PROBLEM: Copy each line where the word "JSON" occurs.

EXTRACTED DATA:
================

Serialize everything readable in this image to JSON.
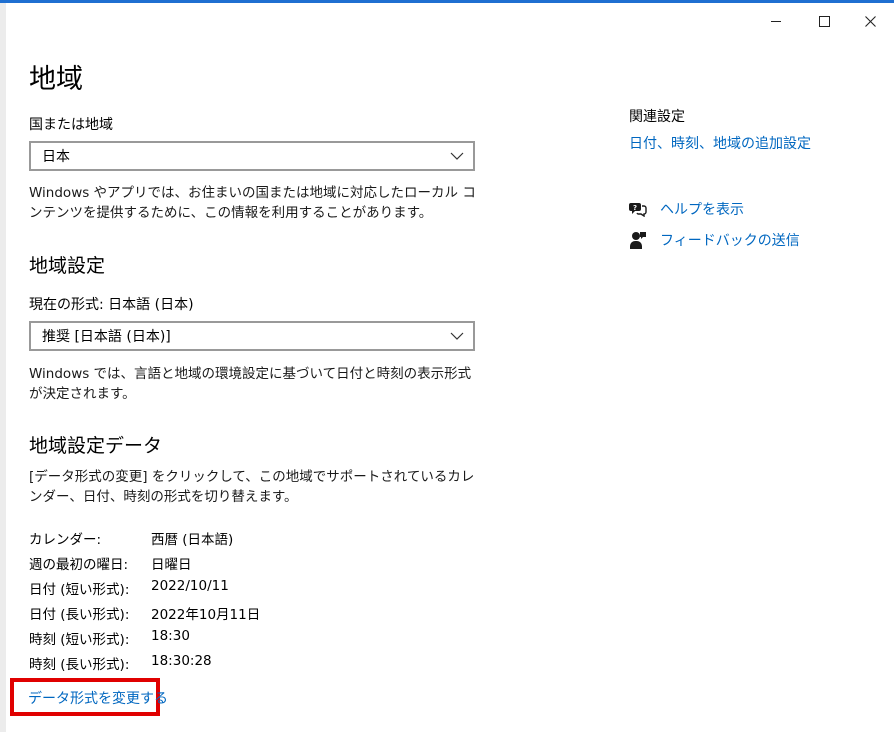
{
  "window": {
    "minimize": "minimize",
    "maximize": "maximize",
    "close": "close"
  },
  "page": {
    "title": "地域"
  },
  "country": {
    "label": "国または地域",
    "selected": "日本",
    "description": "Windows やアプリでは、お住まいの国または地域に対応したローカル コンテンツを提供するために、この情報を利用することがあります。"
  },
  "regional_format": {
    "title": "地域設定",
    "current_label": "現在の形式: 日本語 (日本)",
    "selected": "推奨 [日本語 (日本)]",
    "description": "Windows では、言語と地域の環境設定に基づいて日付と時刻の表示形式が決定されます。"
  },
  "format_data": {
    "title": "地域設定データ",
    "description": "[データ形式の変更] をクリックして、この地域でサポートされているカレンダー、日付、時刻の形式を切り替えます。",
    "rows": [
      {
        "key": "カレンダー:",
        "value": "西暦 (日本語)"
      },
      {
        "key": "週の最初の曜日:",
        "value": "日曜日"
      },
      {
        "key": "日付 (短い形式):",
        "value": "2022/10/11"
      },
      {
        "key": "日付 (長い形式):",
        "value": "2022年10月11日"
      },
      {
        "key": "時刻 (短い形式):",
        "value": "18:30"
      },
      {
        "key": "時刻 (長い形式):",
        "value": "18:30:28"
      }
    ],
    "change_link": "データ形式を変更する"
  },
  "related": {
    "title": "関連設定",
    "link": "日付、時刻、地域の追加設定",
    "help": "ヘルプを表示",
    "feedback": "フィードバックの送信"
  },
  "colors": {
    "accent": "#0067c0",
    "highlight": "#e00000",
    "border": "#999999"
  }
}
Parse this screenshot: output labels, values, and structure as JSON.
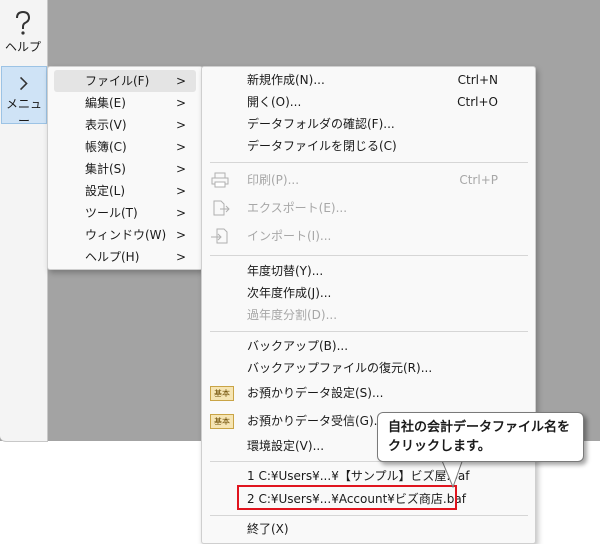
{
  "sidebar": {
    "help_label": "ヘルプ",
    "menu_label": "メニュー"
  },
  "menu1": {
    "items": [
      {
        "label": "ファイル(F)"
      },
      {
        "label": "編集(E)"
      },
      {
        "label": "表示(V)"
      },
      {
        "label": "帳簿(C)"
      },
      {
        "label": "集計(S)"
      },
      {
        "label": "設定(L)"
      },
      {
        "label": "ツール(T)"
      },
      {
        "label": "ウィンドウ(W)"
      },
      {
        "label": "ヘルプ(H)"
      }
    ],
    "arrow": ">"
  },
  "menu2": {
    "new": {
      "label": "新規作成(N)...",
      "key": "Ctrl+N"
    },
    "open": {
      "label": "開く(O)...",
      "key": "Ctrl+O"
    },
    "folder": {
      "label": "データフォルダの確認(F)..."
    },
    "close": {
      "label": "データファイルを閉じる(C)"
    },
    "print": {
      "label": "印刷(P)...",
      "key": "Ctrl+P"
    },
    "export": {
      "label": "エクスポート(E)..."
    },
    "import": {
      "label": "インポート(I)..."
    },
    "year_switch": {
      "label": "年度切替(Y)..."
    },
    "next_year": {
      "label": "次年度作成(J)..."
    },
    "past_year": {
      "label": "過年度分割(D)..."
    },
    "backup": {
      "label": "バックアップ(B)..."
    },
    "restore": {
      "label": "バックアップファイルの復元(R)..."
    },
    "deposit_set": {
      "label": "お預かりデータ設定(S)..."
    },
    "deposit_recv": {
      "label": "お預かりデータ受信(G)..."
    },
    "env": {
      "label": "環境設定(V)..."
    },
    "recent1": {
      "label": "1 C:¥Users¥...¥【サンプル】ビズ屋.baf"
    },
    "recent2": {
      "label": "2 C:¥Users¥...¥Account¥ビズ商店.baf"
    },
    "exit": {
      "label": "終了(X)"
    },
    "badge_text": "基本"
  },
  "callout": {
    "line1": "自社の会計データファイル名を",
    "line2": "クリックします。"
  }
}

================

THE COMPLETED TASK:
Serialize everything readable in this image to JSON.
Parse this screenshot: output labels, values, and structure as JSON.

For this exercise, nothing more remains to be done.